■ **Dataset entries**
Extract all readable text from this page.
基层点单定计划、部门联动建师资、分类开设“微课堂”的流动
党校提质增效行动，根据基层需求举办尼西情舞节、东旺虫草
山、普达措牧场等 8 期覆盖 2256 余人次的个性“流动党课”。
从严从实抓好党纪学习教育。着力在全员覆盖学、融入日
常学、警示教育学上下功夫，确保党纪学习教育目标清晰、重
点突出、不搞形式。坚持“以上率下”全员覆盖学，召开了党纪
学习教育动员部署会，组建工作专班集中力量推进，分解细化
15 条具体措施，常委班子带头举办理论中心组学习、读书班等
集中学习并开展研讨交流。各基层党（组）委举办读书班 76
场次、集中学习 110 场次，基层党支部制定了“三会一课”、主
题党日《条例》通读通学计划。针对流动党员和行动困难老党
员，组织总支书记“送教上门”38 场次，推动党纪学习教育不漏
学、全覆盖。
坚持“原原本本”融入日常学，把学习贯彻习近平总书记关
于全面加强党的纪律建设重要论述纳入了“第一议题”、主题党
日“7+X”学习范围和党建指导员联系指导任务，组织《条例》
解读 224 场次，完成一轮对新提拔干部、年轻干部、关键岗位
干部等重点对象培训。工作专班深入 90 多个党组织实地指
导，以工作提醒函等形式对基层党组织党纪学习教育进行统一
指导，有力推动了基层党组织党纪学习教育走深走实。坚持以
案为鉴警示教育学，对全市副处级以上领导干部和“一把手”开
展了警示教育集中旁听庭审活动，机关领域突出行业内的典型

==

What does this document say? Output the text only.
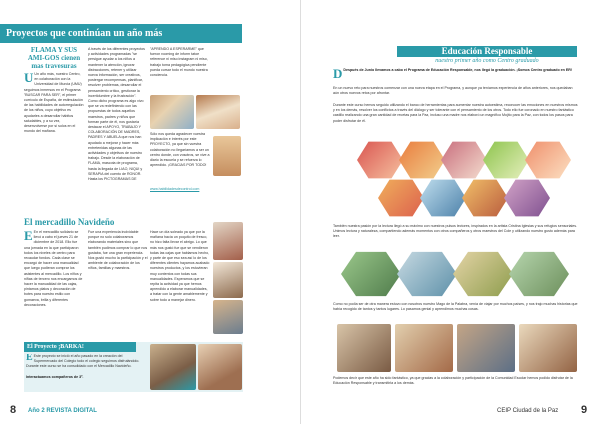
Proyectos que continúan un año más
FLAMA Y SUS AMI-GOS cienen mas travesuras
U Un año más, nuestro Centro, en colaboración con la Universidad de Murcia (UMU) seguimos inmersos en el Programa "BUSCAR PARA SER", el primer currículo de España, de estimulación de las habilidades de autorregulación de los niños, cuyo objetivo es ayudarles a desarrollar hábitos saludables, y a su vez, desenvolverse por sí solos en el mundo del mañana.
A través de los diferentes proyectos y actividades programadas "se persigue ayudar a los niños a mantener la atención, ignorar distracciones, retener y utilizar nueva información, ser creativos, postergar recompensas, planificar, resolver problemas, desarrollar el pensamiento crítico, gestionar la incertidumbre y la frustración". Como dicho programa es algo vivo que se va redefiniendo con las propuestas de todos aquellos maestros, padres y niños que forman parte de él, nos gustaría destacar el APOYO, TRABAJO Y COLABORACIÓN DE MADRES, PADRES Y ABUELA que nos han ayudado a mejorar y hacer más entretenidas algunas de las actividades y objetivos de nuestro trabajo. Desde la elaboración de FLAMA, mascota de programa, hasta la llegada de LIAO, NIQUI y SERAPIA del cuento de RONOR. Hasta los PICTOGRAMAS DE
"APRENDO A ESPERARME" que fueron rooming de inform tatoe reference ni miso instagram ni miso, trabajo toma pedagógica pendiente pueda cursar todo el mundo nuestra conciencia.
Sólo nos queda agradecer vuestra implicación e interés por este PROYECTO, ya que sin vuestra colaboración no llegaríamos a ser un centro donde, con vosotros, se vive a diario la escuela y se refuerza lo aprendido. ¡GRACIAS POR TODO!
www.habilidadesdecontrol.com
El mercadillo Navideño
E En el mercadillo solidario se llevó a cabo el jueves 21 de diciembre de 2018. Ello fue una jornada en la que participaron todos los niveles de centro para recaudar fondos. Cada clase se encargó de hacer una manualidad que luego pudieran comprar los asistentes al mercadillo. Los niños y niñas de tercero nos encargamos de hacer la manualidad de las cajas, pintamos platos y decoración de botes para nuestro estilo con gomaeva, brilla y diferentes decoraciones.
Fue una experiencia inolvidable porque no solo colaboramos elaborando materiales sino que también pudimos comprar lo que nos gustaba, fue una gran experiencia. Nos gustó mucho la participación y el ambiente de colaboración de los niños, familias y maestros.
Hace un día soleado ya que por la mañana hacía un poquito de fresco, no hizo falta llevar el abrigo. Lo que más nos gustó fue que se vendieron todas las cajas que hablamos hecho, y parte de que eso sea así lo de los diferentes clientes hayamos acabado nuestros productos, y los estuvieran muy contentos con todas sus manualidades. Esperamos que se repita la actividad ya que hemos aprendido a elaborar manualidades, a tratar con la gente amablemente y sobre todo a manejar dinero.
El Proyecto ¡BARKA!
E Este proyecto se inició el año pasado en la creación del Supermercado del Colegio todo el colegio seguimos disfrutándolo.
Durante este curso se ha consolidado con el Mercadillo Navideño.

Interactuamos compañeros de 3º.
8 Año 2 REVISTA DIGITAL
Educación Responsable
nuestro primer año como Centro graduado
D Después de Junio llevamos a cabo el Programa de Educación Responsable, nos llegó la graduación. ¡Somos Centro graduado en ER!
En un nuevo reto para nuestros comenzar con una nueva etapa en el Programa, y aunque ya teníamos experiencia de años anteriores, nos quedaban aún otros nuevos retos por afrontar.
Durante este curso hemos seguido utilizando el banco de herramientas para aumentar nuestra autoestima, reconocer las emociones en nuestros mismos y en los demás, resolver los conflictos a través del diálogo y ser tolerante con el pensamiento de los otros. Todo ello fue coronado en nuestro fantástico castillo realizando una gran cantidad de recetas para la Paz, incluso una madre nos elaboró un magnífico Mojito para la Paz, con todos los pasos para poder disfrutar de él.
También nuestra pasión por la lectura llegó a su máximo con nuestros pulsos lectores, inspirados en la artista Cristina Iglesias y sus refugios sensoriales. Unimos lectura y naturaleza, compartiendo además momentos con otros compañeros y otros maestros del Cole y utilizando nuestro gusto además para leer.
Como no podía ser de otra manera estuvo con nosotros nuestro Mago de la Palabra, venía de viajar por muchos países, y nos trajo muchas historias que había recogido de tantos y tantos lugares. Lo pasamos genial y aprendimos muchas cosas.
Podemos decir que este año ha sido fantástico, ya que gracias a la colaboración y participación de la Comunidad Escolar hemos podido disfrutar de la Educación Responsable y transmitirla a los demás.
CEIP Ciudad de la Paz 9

■ **Instruction**
Filter the data, keeping only the lines that contain "this".

■ **Exercise answer**
Extract all readable text from this page.
What does this document say? Output the text only.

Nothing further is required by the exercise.